==== Dataset extract
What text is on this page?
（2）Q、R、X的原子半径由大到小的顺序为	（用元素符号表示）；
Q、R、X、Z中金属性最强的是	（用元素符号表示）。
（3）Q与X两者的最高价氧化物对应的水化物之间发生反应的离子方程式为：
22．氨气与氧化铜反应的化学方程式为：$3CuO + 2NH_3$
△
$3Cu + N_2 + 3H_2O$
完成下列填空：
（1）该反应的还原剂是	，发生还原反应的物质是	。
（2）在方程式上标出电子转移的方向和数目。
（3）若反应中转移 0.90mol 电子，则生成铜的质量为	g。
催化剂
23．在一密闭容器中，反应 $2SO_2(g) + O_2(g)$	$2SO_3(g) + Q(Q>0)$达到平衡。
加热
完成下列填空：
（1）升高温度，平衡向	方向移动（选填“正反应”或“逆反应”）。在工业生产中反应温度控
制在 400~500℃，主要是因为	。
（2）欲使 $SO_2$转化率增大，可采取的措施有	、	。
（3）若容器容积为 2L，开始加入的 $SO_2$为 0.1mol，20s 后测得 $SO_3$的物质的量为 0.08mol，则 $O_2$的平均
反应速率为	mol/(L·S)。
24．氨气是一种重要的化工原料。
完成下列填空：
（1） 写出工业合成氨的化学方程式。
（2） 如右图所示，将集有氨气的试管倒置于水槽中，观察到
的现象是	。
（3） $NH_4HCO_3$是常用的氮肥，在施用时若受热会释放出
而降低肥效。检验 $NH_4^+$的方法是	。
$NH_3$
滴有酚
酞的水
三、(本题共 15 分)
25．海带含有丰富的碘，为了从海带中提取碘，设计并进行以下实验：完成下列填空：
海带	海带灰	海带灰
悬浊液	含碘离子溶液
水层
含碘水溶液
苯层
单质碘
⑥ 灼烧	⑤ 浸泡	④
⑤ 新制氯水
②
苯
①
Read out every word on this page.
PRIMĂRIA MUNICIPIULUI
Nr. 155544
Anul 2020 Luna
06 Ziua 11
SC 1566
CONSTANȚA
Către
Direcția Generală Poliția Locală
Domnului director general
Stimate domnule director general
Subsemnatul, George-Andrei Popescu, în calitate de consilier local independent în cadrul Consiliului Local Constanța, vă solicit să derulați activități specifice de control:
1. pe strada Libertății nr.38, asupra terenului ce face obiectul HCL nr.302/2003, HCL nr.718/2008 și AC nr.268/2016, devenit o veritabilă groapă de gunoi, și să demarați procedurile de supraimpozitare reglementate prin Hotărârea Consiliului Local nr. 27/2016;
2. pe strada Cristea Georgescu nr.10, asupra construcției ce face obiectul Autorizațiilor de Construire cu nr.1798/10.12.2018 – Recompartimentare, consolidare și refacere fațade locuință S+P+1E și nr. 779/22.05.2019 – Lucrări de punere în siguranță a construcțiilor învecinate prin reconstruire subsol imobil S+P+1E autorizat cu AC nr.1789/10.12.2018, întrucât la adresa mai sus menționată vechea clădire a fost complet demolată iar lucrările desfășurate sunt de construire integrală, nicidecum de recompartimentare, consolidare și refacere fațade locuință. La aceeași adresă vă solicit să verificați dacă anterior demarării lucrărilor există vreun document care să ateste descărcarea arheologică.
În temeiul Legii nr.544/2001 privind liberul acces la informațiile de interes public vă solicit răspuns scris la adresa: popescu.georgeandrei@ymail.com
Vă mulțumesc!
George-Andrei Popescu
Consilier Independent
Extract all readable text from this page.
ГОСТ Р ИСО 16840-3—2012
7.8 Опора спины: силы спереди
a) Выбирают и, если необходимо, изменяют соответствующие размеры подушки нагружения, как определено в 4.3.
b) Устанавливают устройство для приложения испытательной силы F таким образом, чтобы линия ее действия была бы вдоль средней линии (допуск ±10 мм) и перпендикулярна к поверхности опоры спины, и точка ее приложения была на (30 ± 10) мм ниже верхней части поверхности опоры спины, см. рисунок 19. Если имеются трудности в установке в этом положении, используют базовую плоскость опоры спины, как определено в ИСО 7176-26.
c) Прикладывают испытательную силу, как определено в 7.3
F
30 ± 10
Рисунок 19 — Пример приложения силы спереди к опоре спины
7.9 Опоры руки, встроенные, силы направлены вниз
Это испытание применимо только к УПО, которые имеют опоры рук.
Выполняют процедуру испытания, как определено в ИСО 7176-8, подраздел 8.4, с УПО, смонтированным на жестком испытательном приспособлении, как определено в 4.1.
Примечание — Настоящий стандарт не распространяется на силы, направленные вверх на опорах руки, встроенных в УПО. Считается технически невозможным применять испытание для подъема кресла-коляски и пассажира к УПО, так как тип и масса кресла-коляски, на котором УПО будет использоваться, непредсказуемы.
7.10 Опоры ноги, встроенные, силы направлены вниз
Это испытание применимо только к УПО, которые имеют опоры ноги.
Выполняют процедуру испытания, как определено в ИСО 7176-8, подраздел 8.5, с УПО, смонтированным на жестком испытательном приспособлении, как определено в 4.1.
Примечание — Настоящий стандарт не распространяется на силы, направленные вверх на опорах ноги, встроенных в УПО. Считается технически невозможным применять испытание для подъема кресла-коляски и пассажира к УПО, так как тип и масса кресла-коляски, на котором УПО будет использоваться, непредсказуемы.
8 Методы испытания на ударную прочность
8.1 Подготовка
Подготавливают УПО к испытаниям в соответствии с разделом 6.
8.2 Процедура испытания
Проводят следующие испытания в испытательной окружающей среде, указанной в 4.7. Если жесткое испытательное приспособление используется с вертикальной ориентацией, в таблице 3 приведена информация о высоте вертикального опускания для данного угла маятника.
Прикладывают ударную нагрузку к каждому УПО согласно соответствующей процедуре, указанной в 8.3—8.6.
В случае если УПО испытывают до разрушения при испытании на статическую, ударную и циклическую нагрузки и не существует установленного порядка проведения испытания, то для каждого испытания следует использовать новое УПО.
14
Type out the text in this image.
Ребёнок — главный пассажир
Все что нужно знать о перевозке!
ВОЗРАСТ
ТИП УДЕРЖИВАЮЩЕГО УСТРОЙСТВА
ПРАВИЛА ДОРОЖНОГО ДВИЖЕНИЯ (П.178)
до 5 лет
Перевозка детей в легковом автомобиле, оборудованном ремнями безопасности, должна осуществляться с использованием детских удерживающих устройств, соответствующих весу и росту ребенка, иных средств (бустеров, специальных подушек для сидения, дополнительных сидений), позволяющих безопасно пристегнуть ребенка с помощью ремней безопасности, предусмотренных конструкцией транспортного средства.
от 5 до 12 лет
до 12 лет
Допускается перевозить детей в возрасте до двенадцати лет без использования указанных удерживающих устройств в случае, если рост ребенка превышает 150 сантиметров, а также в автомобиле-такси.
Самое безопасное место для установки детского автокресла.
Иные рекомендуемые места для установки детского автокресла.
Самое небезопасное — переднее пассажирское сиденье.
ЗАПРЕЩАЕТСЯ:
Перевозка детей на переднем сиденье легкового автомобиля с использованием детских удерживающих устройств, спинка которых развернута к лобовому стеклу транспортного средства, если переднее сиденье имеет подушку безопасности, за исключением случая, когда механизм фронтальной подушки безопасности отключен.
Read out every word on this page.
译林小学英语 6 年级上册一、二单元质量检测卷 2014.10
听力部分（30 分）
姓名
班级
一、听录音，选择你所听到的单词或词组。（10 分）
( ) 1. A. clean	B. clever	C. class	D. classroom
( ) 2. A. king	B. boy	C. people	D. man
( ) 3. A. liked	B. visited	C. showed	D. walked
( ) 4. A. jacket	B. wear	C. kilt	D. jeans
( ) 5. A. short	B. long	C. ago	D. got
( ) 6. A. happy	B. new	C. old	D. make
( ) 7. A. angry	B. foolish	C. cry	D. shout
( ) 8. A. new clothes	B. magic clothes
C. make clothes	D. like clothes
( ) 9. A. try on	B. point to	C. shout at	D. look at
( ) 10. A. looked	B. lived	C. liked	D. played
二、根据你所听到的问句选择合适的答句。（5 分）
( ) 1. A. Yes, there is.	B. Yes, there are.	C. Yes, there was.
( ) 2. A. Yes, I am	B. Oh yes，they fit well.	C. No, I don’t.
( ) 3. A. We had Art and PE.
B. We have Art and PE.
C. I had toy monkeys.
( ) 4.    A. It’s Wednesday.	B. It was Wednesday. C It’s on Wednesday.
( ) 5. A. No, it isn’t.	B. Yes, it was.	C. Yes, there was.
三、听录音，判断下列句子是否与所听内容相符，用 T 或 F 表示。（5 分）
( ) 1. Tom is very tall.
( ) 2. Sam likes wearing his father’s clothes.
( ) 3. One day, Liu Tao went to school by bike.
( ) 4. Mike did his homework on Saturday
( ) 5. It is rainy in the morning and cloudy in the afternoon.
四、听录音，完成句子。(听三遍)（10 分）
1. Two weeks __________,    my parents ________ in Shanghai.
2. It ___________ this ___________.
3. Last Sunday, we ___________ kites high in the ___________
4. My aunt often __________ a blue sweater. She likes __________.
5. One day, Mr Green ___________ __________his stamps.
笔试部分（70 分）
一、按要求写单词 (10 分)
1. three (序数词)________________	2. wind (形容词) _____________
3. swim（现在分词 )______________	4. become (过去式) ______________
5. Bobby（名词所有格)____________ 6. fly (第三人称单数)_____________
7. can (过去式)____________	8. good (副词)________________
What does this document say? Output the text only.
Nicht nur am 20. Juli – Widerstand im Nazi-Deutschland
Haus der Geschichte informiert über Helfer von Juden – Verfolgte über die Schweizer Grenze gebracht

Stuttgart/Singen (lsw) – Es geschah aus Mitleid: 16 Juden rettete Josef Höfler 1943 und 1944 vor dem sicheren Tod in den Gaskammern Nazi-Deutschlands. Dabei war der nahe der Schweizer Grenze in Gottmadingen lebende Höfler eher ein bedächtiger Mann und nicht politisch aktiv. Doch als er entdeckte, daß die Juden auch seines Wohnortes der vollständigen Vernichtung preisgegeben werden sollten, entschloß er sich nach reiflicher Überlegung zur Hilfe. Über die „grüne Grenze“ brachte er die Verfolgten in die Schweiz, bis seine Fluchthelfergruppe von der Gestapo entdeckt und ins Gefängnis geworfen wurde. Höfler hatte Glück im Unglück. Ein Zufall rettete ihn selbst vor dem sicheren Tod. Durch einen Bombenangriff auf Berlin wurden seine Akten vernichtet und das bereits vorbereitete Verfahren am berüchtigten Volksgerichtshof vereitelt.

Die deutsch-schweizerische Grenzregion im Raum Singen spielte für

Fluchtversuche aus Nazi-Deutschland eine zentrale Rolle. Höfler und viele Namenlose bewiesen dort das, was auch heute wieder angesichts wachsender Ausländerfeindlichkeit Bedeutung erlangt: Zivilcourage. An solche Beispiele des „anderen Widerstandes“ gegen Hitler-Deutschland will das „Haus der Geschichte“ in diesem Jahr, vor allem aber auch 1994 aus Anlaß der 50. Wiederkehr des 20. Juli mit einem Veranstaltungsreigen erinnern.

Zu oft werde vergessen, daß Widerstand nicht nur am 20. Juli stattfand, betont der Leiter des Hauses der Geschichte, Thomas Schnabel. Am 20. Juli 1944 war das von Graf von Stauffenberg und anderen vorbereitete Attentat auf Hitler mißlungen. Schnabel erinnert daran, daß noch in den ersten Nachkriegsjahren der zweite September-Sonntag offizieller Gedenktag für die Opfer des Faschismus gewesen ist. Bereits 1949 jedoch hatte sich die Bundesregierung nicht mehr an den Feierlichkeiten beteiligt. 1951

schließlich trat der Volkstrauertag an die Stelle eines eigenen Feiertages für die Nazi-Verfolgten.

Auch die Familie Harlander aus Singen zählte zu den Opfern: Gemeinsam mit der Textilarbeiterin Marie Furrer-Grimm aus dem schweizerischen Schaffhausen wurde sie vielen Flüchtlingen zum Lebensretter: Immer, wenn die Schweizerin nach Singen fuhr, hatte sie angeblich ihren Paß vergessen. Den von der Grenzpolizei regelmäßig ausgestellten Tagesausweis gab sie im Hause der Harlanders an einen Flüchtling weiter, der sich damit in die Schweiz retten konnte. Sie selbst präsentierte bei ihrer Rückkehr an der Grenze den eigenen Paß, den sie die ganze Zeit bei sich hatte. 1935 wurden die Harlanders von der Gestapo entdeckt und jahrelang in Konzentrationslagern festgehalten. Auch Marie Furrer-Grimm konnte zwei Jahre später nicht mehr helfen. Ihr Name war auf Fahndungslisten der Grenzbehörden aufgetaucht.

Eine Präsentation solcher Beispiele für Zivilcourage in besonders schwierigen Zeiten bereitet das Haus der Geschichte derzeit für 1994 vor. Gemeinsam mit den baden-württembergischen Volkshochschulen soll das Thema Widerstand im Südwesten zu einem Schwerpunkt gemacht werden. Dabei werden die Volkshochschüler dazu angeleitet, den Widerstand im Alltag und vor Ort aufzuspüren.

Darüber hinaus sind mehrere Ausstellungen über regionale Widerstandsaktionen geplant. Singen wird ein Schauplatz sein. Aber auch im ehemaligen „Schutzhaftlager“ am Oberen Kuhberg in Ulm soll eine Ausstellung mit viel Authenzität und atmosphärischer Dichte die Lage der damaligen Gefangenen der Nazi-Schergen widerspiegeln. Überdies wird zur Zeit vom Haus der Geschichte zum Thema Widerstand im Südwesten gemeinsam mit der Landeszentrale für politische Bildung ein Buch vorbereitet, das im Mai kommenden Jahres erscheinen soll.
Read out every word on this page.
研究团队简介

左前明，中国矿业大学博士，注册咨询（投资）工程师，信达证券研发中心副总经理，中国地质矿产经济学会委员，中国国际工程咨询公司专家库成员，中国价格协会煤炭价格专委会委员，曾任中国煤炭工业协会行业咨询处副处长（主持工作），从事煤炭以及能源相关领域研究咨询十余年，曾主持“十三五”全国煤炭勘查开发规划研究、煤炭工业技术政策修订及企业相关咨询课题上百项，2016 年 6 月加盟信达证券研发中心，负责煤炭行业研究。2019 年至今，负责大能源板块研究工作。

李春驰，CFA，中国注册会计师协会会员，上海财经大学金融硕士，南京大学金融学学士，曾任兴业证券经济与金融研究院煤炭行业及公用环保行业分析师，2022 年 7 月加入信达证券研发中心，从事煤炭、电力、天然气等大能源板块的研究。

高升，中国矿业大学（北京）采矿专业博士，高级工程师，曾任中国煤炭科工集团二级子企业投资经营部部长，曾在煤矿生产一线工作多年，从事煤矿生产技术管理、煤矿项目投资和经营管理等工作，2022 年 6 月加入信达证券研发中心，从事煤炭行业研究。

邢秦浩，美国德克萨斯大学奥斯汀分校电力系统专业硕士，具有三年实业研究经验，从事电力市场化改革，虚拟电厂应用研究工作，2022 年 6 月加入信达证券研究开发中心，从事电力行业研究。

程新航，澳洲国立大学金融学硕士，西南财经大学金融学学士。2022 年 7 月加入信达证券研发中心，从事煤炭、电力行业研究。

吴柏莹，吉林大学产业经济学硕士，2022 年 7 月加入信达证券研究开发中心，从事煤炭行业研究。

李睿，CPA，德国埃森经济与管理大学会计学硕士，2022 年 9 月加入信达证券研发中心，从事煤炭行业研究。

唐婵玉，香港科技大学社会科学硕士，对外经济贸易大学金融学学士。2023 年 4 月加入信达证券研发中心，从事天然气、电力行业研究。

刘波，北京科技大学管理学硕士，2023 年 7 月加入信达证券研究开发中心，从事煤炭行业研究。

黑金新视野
========
Identify every line holding the word "Прикладывают" and copy it out.

Written response
c) Прикладывают испытательную силу, как определено в 7.3
Прикладывают ударную нагрузку к каждому УПО согласно соответствующей процедуре, указанной в 8.3—8.6.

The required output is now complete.